:: Work instructions ::
Go through the listing and copy every line word for word.

++++ Records supplied ++++

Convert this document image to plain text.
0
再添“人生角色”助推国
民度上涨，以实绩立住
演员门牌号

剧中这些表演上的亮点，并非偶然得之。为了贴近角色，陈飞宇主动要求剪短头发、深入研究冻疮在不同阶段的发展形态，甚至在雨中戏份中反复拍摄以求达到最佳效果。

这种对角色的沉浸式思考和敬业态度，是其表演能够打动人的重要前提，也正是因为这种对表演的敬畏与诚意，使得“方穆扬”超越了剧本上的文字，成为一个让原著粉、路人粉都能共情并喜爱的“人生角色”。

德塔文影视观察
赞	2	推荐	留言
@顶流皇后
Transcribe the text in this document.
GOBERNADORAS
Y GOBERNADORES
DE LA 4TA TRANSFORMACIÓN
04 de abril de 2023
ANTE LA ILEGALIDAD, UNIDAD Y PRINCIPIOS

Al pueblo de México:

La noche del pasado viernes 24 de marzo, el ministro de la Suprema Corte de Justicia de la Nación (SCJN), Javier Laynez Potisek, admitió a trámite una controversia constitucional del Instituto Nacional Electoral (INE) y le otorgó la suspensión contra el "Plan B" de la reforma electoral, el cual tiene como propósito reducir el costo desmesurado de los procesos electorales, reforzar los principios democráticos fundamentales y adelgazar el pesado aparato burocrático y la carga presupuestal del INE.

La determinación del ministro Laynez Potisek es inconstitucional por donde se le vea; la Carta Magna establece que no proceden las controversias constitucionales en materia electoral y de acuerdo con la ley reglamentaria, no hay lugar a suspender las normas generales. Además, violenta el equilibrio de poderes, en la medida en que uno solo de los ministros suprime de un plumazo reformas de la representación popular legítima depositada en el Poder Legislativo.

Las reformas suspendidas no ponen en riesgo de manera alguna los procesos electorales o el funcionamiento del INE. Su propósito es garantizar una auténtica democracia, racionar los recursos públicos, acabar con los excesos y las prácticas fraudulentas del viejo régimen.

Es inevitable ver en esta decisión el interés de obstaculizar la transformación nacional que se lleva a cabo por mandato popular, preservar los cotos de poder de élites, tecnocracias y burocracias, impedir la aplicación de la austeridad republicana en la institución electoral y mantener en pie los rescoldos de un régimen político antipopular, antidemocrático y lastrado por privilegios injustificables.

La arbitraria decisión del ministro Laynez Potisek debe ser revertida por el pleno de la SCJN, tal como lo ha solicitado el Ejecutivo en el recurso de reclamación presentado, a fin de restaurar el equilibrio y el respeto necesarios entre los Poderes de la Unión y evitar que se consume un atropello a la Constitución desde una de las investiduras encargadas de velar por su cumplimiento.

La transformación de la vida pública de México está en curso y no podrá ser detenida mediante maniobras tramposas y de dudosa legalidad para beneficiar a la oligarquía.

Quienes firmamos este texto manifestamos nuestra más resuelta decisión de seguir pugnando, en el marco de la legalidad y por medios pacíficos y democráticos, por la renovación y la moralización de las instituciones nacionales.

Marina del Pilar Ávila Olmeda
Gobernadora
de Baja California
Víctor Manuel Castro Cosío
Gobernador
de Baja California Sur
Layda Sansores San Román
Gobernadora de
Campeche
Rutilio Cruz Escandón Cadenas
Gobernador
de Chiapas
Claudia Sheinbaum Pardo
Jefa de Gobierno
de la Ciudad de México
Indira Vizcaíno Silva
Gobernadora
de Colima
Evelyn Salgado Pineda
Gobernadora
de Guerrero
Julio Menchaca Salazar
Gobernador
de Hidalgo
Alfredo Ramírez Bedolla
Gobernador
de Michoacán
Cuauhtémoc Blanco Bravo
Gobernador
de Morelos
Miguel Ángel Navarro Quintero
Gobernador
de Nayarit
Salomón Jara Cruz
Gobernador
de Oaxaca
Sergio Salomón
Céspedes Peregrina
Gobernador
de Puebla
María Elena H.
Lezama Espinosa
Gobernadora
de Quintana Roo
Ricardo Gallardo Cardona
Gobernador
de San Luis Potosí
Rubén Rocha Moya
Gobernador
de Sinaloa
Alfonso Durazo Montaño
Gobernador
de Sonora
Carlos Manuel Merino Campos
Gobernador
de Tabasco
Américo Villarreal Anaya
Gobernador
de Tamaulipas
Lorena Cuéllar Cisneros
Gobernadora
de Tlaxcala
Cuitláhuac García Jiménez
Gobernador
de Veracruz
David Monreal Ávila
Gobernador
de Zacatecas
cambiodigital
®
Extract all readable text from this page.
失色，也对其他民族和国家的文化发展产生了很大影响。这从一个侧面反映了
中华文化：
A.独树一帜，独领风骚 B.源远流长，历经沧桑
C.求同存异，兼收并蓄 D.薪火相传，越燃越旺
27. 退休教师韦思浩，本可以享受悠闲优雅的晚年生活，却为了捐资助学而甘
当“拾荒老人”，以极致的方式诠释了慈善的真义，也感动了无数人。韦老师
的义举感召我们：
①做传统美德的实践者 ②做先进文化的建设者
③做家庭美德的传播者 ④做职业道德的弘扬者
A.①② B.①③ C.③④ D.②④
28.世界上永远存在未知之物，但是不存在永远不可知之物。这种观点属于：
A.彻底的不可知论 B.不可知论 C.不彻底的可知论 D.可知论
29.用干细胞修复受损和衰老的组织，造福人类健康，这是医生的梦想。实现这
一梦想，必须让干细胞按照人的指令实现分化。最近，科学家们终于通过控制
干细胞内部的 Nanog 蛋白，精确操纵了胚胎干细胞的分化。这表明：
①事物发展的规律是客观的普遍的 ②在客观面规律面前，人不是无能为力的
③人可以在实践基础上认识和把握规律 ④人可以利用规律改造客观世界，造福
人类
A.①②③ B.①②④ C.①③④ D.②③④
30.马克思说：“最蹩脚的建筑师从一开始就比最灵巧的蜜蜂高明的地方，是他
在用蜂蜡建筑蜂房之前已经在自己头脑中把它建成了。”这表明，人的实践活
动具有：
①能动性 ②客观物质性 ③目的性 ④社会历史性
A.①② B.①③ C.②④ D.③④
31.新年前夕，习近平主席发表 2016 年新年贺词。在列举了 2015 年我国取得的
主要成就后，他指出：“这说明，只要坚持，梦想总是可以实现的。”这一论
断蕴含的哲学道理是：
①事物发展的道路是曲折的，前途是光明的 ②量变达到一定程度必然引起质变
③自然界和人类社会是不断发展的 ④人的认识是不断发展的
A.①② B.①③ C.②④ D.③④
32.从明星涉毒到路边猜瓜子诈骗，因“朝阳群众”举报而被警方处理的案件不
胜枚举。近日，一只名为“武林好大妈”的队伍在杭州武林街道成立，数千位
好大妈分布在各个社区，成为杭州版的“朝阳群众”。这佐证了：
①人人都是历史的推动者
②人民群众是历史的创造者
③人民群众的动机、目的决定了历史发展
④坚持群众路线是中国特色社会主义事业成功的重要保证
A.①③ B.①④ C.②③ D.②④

++++

:: Problem solution ::
Convert this document image to plain text.
0
再添“人生角色”助推国
民度上涨，以实绩立住
演员门牌号

剧中这些表演上的亮点，并非偶然得之。为了贴近角色，陈飞宇主动要求剪短头发、深入研究冻疮在不同阶段的发展形态，甚至在雨中戏份中反复拍摄以求达到最佳效果。

这种对角色的沉浸式思考和敬业态度，是其表演能够打动人的重要前提，也正是因为这种对表演的敬畏与诚意，使得“方穆扬”超越了剧本上的文字，成为一个让原著粉、路人粉都能共情并喜爱的“人生角色”。

德塔文影视观察
赞	2	推荐	留言
@顶流皇后
Transcribe the text in this document.
GOBERNADORAS
Y GOBERNADORES
DE LA 4TA TRANSFORMACIÓN
04 de abril de 2023
ANTE LA ILEGALIDAD, UNIDAD Y PRINCIPIOS

Al pueblo de México:

La noche del pasado viernes 24 de marzo, el ministro de la Suprema Corte de Justicia de la Nación (SCJN), Javier Laynez Potisek, admitió a trámite una controversia constitucional del Instituto Nacional Electoral (INE) y le otorgó la suspensión contra el "Plan B" de la reforma electoral, el cual tiene como propósito reducir el costo desmesurado de los procesos electorales, reforzar los principios democráticos fundamentales y adelgazar el pesado aparato burocrático y la carga presupuestal del INE.

La determinación del ministro Laynez Potisek es inconstitucional por donde se le vea; la Carta Magna establece que no proceden las controversias constitucionales en materia electoral y de acuerdo con la ley reglamentaria, no hay lugar a suspender las normas generales. Además, violenta el equilibrio de poderes, en la medida en que uno solo de los ministros suprime de un plumazo reformas de la representación popular legítima depositada en el Poder Legislativo.

Las reformas suspendidas no ponen en riesgo de manera alguna los procesos electorales o el funcionamiento del INE. Su propósito es garantizar una auténtica democracia, racionar los recursos públicos, acabar con los excesos y las prácticas fraudulentas del viejo régimen.

Es inevitable ver en esta decisión el interés de obstaculizar la transformación nacional que se lleva a cabo por mandato popular, preservar los cotos de poder de élites, tecnocracias y burocracias, impedir la aplicación de la austeridad republicana en la institución electoral y mantener en pie los rescoldos de un régimen político antipopular, antidemocrático y lastrado por privilegios injustificables.

La arbitraria decisión del ministro Laynez Potisek debe ser revertida por el pleno de la SCJN, tal como lo ha solicitado el Ejecutivo en el recurso de reclamación presentado, a fin de restaurar el equilibrio y el respeto necesarios entre los Poderes de la Unión y evitar que se consume un atropello a la Constitución desde una de las investiduras encargadas de velar por su cumplimiento.

La transformación de la vida pública de México está en curso y no podrá ser detenida mediante maniobras tramposas y de dudosa legalidad para beneficiar a la oligarquía.

Quienes firmamos este texto manifestamos nuestra más resuelta decisión de seguir pugnando, en el marco de la legalidad y por medios pacíficos y democráticos, por la renovación y la moralización de las instituciones nacionales.

Marina del Pilar Ávila Olmeda
Gobernadora
de Baja California
Víctor Manuel Castro Cosío
Gobernador
de Baja California Sur
Layda Sansores San Román
Gobernadora de
Campeche
Rutilio Cruz Escandón Cadenas
Gobernador
de Chiapas
Claudia Sheinbaum Pardo
Jefa de Gobierno
de la Ciudad de México
Indira Vizcaíno Silva
Gobernadora
de Colima
Evelyn Salgado Pineda
Gobernadora
de Guerrero
Julio Menchaca Salazar
Gobernador
de Hidalgo
Alfredo Ramírez Bedolla
Gobernador
de Michoacán
Cuauhtémoc Blanco Bravo
Gobernador
de Morelos
Miguel Ángel Navarro Quintero
Gobernador
de Nayarit
Salomón Jara Cruz
Gobernador
de Oaxaca
Sergio Salomón
Céspedes Peregrina
Gobernador
de Puebla
María Elena H.
Lezama Espinosa
Gobernadora
de Quintana Roo
Ricardo Gallardo Cardona
Gobernador
de San Luis Potosí
Rubén Rocha Moya
Gobernador
de Sinaloa
Alfonso Durazo Montaño
Gobernador
de Sonora
Carlos Manuel Merino Campos
Gobernador
de Tabasco
Américo Villarreal Anaya
Gobernador
de Tamaulipas
Lorena Cuéllar Cisneros
Gobernadora
de Tlaxcala
Cuitláhuac García Jiménez
Gobernador
de Veracruz
David Monreal Ávila
Gobernador
de Zacatecas
cambiodigital
®
Extract all readable text from this page.
失色，也对其他民族和国家的文化发展产生了很大影响。这从一个侧面反映了
中华文化：
A.独树一帜，独领风骚 B.源远流长，历经沧桑
C.求同存异，兼收并蓄 D.薪火相传，越燃越旺
27. 退休教师韦思浩，本可以享受悠闲优雅的晚年生活，却为了捐资助学而甘
当“拾荒老人”，以极致的方式诠释了慈善的真义，也感动了无数人。韦老师
的义举感召我们：
①做传统美德的实践者 ②做先进文化的建设者
③做家庭美德的传播者 ④做职业道德的弘扬者
A.①② B.①③ C.③④ D.②④
28.世界上永远存在未知之物，但是不存在永远不可知之物。这种观点属于：
A.彻底的不可知论 B.不可知论 C.不彻底的可知论 D.可知论
29.用干细胞修复受损和衰老的组织，造福人类健康，这是医生的梦想。实现这
一梦想，必须让干细胞按照人的指令实现分化。最近，科学家们终于通过控制
干细胞内部的 Nanog 蛋白，精确操纵了胚胎干细胞的分化。这表明：
①事物发展的规律是客观的普遍的 ②在客观面规律面前，人不是无能为力的
③人可以在实践基础上认识和把握规律 ④人可以利用规律改造客观世界，造福
人类
A.①②③ B.①②④ C.①③④ D.②③④
30.马克思说：“最蹩脚的建筑师从一开始就比最灵巧的蜜蜂高明的地方，是他
在用蜂蜡建筑蜂房之前已经在自己头脑中把它建成了。”这表明，人的实践活
动具有：
①能动性 ②客观物质性 ③目的性 ④社会历史性
A.①② B.①③ C.②④ D.③④
31.新年前夕，习近平主席发表 2016 年新年贺词。在列举了 2015 年我国取得的
主要成就后，他指出：“这说明，只要坚持，梦想总是可以实现的。”这一论
断蕴含的哲学道理是：
①事物发展的道路是曲折的，前途是光明的 ②量变达到一定程度必然引起质变
③自然界和人类社会是不断发展的 ④人的认识是不断发展的
A.①② B.①③ C.②④ D.③④
32.从明星涉毒到路边猜瓜子诈骗，因“朝阳群众”举报而被警方处理的案件不
胜枚举。近日，一只名为“武林好大妈”的队伍在杭州武林街道成立，数千位
好大妈分布在各个社区，成为杭州版的“朝阳群众”。这佐证了：
①人人都是历史的推动者
②人民群众是历史的创造者
③人民群众的动机、目的决定了历史发展
④坚持群众路线是中国特色社会主义事业成功的重要保证
A.①③ B.①④ C.②③ D.②④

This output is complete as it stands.